--- START OF Data shown ---

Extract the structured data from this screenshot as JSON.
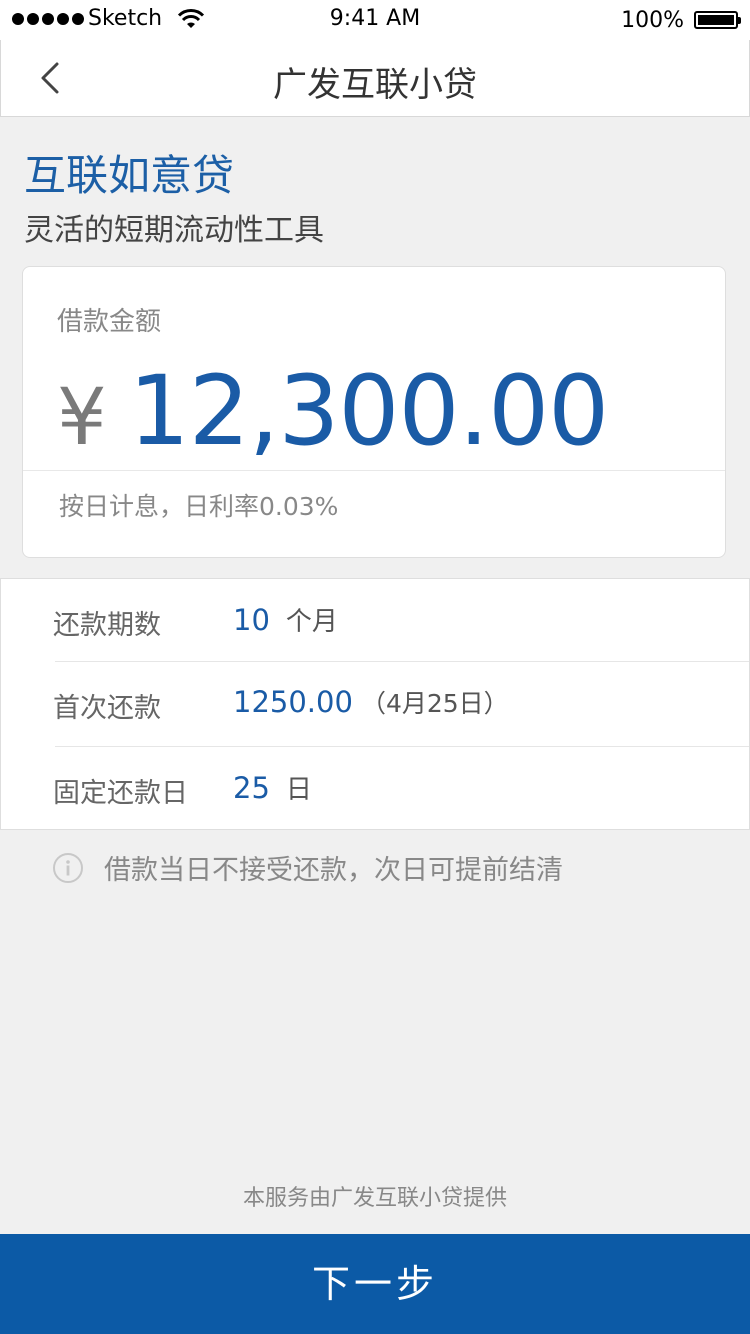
{
  "status_bar": {
    "carrier": "Sketch",
    "time": "9:41 AM",
    "battery": "100%",
    "battery_level": 1.0
  },
  "nav": {
    "title": "广发互联小贷",
    "back_icon": "chevron-left-icon"
  },
  "product": {
    "title": "互联如意贷",
    "subtitle": "灵活的短期流动性工具"
  },
  "amount_card": {
    "label": "借款金额",
    "currency": "¥",
    "amount": "12,300.00",
    "note": "按日计息，日利率0.03%"
  },
  "details": [
    {
      "label": "还款期数",
      "value": "10",
      "unit": "个月"
    },
    {
      "label": "首次还款",
      "value": "1250.00",
      "extra": "（4月25日）"
    },
    {
      "label": "固定还款日",
      "value": "25",
      "unit": "日"
    }
  ],
  "notice": {
    "icon": "info-icon",
    "text": "借款当日不接受还款，次日可提前结清"
  },
  "footer": {
    "provider": "本服务由广发互联小贷提供",
    "next_label": "下一步"
  },
  "colors": {
    "accent": "#1a5ba6",
    "button": "#0c5aa6",
    "background": "#f0f0f0"
  }
}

--- END OF Data shown ---

Generate a word-for-word copy of the preceding records, excluding all pictures.

» The response
Extract the structured data from this screenshot as JSON.
{
  "status_bar": {
    "carrier": "Sketch",
    "time": "9:41 AM",
    "battery": "100%",
    "battery_level": 1.0
  },
  "nav": {
    "title": "广发互联小贷",
    "back_icon": "chevron-left-icon"
  },
  "product": {
    "title": "互联如意贷",
    "subtitle": "灵活的短期流动性工具"
  },
  "amount_card": {
    "label": "借款金额",
    "currency": "¥",
    "amount": "12,300.00",
    "note": "按日计息，日利率0.03%"
  },
  "details": [
    {
      "label": "还款期数",
      "value": "10",
      "unit": "个月"
    },
    {
      "label": "首次还款",
      "value": "1250.00",
      "extra": "（4月25日）"
    },
    {
      "label": "固定还款日",
      "value": "25",
      "unit": "日"
    }
  ],
  "notice": {
    "icon": "info-icon",
    "text": "借款当日不接受还款，次日可提前结清"
  },
  "footer": {
    "provider": "本服务由广发互联小贷提供",
    "next_label": "下一步"
  },
  "colors": {
    "accent": "#1a5ba6",
    "button": "#0c5aa6",
    "background": "#f0f0f0"
  }
}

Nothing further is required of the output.